Sarah Wayne Callies (born June 1, 1977) is an American actress. She is known for starring as Sara Tancredi in Fox's Prison Break and as Lori Grimes in AMC's The Walking Dead. She has also starred as Katie Bowman in USA Network's Colony and Robin Perry in NBC's Council of Dads and has had film roles in Whisper (2007), Black Gold (2011), and The Show (2017).

Early life and education
Callies was born in La Grange, Illinois, the daughter of Valerie Wayne and David E. Callies, respectively English and Law professors at the University of Hawaii, Manoa. 

At age one, Callies moved to Honolulu, Hawaii with her family. Throughout her youth, she expressed an interest in acting through participating in various school plays at the independent Punahou School. After graduating from high school, Callies entered Dartmouth College where she obtained a Bachelor of Arts degree in drama in 1999, with a minor in women's studies and a senior fellowship in Indigenous theology. In conjunction with her studies, Callies remained involved in theatre. She continued her education at the National Theatre Conservatory, where she obtained a Master of Fine Arts degree in 2002.

Career
Callies moved to New York in 2003 and then quickly landed her first television role as Kate O'Malley, a recurring part on the short-lived CBS show Queens Supreme. Her first starring role was as Detective Jane Porter on The WB's Tarzan.

——

§ **Work to complete**
(a) In the biography of Sarah Wayne Callies, condense the paragraph beginning "At age one, Callies moved" into a short bulleted list that keeps its main facts.
(b) Write out everything in the biography from "At age one, Callies" down to "The WB's Tarzan.", keeping the wording unchanged.

§ **Stored rows**
——

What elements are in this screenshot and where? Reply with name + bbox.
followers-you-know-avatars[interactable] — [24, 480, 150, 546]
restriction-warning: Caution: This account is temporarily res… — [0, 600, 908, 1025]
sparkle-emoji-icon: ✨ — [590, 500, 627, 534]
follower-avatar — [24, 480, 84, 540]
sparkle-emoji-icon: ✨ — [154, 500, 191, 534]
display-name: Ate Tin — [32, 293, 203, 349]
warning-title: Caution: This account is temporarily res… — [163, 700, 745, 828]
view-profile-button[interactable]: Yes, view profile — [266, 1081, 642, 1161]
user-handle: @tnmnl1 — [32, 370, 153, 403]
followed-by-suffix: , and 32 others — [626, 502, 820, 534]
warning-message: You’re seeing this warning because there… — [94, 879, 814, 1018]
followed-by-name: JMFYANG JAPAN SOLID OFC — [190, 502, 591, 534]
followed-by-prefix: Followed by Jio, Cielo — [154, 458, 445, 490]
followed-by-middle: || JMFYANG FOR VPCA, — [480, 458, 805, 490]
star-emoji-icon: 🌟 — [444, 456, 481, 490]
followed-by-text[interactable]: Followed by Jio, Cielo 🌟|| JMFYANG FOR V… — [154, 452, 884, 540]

——

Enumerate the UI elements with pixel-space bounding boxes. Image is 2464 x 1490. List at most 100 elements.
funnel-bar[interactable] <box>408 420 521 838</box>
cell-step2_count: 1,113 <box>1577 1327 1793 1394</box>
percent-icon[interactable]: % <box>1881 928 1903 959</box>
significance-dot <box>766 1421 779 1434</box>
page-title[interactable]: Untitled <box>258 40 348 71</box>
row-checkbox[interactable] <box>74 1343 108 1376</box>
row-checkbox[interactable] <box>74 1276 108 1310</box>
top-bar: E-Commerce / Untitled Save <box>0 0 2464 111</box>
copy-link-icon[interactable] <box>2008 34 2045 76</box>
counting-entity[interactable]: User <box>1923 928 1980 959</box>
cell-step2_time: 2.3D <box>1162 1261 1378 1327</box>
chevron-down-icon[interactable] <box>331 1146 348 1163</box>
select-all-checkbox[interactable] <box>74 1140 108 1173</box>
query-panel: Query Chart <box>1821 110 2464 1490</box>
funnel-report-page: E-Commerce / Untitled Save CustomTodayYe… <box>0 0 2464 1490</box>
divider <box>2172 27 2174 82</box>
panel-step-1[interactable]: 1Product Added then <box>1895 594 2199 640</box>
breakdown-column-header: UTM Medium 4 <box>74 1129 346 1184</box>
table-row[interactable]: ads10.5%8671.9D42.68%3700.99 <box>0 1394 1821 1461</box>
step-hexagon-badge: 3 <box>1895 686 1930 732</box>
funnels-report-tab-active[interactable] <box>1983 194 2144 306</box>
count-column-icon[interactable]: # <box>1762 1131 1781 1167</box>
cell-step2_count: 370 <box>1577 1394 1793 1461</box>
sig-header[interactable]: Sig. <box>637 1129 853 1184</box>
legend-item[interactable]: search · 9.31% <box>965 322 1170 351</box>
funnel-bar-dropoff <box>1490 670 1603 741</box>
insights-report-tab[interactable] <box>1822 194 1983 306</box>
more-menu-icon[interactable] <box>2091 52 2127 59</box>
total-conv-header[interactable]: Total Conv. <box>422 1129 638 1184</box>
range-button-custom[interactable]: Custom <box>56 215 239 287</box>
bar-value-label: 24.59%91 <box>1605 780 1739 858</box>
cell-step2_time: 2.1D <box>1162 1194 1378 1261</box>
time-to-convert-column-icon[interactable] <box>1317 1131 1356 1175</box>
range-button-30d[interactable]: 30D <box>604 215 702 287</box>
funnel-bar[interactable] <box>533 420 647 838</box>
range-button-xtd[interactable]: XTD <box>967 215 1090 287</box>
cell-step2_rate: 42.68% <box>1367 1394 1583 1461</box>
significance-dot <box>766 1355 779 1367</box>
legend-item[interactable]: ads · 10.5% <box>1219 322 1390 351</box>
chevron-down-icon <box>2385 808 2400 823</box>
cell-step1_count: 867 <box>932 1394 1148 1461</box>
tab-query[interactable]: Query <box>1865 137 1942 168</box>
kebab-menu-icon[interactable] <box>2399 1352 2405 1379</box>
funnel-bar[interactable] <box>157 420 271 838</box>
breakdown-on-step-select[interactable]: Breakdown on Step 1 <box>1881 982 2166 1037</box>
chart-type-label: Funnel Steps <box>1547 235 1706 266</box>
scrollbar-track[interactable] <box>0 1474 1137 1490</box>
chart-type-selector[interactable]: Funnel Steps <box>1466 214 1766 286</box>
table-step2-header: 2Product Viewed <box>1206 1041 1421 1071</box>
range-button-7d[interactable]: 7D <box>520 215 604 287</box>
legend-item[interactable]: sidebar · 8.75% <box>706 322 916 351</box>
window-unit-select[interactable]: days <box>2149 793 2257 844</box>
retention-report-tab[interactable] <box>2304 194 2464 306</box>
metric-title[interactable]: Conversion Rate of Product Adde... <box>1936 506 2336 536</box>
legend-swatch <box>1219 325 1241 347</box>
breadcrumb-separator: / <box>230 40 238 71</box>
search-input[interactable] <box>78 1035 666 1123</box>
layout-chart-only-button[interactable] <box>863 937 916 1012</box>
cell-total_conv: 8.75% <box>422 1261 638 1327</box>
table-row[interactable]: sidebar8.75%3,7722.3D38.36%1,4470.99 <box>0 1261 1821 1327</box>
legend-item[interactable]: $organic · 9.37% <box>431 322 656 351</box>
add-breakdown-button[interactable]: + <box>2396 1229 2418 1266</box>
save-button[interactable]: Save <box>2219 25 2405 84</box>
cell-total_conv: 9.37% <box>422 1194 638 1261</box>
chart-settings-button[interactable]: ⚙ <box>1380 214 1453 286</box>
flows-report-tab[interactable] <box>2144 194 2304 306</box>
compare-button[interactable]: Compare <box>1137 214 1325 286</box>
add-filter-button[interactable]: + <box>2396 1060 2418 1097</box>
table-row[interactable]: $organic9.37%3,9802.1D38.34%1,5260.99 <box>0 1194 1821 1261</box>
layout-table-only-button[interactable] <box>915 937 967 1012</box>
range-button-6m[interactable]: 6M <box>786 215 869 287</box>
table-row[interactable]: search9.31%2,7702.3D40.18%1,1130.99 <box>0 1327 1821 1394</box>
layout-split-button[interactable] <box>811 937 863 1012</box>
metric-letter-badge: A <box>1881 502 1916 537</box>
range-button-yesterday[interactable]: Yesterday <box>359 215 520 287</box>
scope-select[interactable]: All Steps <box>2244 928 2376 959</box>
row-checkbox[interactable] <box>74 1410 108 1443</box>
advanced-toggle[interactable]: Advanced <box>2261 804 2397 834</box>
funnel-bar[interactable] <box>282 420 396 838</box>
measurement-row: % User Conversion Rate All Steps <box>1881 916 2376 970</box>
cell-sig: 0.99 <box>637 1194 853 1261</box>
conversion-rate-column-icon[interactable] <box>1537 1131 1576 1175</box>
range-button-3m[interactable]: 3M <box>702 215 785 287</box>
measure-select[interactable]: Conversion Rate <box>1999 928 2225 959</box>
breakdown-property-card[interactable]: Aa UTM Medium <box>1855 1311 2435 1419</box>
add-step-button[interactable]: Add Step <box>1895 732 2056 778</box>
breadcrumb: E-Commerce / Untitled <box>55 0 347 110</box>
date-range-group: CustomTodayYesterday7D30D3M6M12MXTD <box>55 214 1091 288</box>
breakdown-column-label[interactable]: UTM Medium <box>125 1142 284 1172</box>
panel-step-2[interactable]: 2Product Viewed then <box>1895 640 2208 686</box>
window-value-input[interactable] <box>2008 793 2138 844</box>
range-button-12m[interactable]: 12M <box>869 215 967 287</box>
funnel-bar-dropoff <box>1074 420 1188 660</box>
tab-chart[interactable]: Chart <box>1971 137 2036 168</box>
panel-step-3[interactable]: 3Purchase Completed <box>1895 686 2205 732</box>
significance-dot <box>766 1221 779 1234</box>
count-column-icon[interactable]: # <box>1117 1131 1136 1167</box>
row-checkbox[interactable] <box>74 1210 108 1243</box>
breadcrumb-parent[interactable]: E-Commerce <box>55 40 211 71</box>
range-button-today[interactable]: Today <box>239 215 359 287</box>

——

§ **Problem solutions**
(a)
- Moved with her family to Honolulu, Hawaii, at age one
- Acted in school plays at the independent Punahou School
- Earned a BA in drama from Dartmouth College in 1999, with a minor in women's studies and a senior fellowship in Indigenous theology, and stayed involved in theatre there
- Earned an MFA from the National Theatre Conservatory in 2002

(b)
At age one, Callies moved to Honolulu, Hawaii with her family. Throughout her youth, she expressed an interest in acting through participating in various school plays at the independent Punahou School. After graduating from high school, Callies entered Dartmouth College where she obtained a Bachelor of Arts degree in drama in 1999, with a minor in women's studies and a senior fellowship in Indigenous theology. In conjunction with her studies, Callies remained involved in theatre. She continued her education at the National Theatre Conservatory, where she obtained a Master of Fine Arts degree in 2002.

Career
Callies moved to New York in 2003 and then quickly landed her first television role as Kate O'Malley, a recurring part on the short-lived CBS show Queens Supreme. Her first starring role was as Detective Jane Porter on The WB's Tarzan.